» **EXERCISE TASK**: Tally up the lines that include "paper" and state that number by itself.

» **AVAILABLE RECORDS**:
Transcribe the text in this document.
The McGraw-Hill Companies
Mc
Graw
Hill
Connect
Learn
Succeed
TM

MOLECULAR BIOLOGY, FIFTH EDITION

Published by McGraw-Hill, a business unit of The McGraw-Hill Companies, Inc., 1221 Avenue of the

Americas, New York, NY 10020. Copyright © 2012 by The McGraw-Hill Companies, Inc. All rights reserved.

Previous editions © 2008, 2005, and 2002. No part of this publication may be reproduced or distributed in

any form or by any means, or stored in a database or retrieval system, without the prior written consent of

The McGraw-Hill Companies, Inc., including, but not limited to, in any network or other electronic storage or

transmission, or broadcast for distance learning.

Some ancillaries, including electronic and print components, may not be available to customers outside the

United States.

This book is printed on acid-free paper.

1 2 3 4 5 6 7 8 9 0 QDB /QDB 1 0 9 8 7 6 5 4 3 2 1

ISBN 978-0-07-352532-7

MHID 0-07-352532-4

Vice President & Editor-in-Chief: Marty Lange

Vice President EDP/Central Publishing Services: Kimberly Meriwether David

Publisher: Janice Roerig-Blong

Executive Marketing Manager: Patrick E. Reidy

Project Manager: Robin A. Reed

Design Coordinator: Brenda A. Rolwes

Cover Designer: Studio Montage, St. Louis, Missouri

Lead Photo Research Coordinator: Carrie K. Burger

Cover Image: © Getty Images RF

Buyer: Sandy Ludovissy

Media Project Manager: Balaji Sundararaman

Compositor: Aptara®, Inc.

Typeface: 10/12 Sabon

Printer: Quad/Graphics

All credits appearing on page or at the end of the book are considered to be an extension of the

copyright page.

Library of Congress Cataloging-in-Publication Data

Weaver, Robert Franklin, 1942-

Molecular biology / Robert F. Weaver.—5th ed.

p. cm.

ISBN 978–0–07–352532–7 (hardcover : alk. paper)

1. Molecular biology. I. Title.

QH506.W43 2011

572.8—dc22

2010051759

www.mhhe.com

» **SOLUTION TO THIS EXERCISE**: 2